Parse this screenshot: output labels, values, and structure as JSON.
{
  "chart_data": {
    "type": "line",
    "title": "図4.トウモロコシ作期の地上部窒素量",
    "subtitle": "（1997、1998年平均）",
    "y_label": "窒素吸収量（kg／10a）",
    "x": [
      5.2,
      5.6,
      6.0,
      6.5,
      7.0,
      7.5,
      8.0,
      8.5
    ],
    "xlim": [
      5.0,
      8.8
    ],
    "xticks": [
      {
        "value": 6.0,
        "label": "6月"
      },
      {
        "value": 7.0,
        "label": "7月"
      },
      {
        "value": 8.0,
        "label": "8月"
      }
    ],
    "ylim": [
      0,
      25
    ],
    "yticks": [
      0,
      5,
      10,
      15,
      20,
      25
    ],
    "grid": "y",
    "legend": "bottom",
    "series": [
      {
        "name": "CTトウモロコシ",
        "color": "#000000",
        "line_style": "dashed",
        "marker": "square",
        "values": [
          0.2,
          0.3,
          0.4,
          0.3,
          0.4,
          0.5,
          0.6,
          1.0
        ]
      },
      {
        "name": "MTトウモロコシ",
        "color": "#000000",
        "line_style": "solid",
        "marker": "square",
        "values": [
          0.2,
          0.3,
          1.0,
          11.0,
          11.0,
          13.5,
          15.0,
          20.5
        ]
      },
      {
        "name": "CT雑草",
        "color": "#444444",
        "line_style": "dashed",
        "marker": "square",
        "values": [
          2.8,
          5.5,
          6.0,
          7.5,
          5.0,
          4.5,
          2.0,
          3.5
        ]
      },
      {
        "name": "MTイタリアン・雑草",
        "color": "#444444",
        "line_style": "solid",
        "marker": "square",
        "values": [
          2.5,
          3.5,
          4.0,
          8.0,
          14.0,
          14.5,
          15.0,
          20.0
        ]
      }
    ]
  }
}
+ + +
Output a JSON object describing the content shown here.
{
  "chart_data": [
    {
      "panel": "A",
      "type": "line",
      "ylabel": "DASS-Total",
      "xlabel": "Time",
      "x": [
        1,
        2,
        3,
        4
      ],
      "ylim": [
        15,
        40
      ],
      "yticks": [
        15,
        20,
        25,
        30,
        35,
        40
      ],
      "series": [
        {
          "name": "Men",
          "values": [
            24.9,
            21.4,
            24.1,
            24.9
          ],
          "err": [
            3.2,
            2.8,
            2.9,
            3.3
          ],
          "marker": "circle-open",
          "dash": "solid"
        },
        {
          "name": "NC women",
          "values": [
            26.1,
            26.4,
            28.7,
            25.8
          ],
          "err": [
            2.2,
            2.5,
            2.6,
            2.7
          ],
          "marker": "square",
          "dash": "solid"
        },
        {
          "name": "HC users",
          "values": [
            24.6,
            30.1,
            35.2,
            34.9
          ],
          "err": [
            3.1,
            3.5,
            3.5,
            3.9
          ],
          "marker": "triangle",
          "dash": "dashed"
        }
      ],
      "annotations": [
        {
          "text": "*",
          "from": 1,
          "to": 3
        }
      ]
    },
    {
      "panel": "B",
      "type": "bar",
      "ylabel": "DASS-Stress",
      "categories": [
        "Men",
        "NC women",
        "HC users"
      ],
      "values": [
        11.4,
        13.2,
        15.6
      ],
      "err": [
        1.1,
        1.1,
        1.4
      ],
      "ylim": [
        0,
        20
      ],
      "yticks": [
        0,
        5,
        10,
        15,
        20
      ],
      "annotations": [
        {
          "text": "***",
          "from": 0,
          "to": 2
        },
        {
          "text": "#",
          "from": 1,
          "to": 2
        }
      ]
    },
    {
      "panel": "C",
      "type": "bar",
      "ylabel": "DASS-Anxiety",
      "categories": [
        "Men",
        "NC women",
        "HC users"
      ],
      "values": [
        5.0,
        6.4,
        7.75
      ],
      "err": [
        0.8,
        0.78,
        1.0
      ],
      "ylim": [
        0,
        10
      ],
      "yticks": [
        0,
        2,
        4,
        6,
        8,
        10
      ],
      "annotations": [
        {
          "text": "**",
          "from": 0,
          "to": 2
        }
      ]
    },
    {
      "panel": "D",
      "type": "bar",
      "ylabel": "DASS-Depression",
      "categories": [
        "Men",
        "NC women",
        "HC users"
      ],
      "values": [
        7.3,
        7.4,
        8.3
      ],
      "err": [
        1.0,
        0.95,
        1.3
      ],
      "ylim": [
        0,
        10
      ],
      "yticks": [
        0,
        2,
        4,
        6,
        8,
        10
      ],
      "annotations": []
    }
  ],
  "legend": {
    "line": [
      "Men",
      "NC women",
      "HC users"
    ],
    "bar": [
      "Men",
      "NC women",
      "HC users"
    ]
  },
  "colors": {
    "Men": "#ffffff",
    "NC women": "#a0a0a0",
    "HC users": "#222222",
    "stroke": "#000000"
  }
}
+ + +
Copy in full each line that holds the word "name".

        "name": "CTトウモロコシ",
        "name": "MTトウモロコシ",
        "name": "CT雑草",
        "name": "MTイタリアン・雑草",
          "name": "Men",
          "name": "NC women",
          "name": "HC users",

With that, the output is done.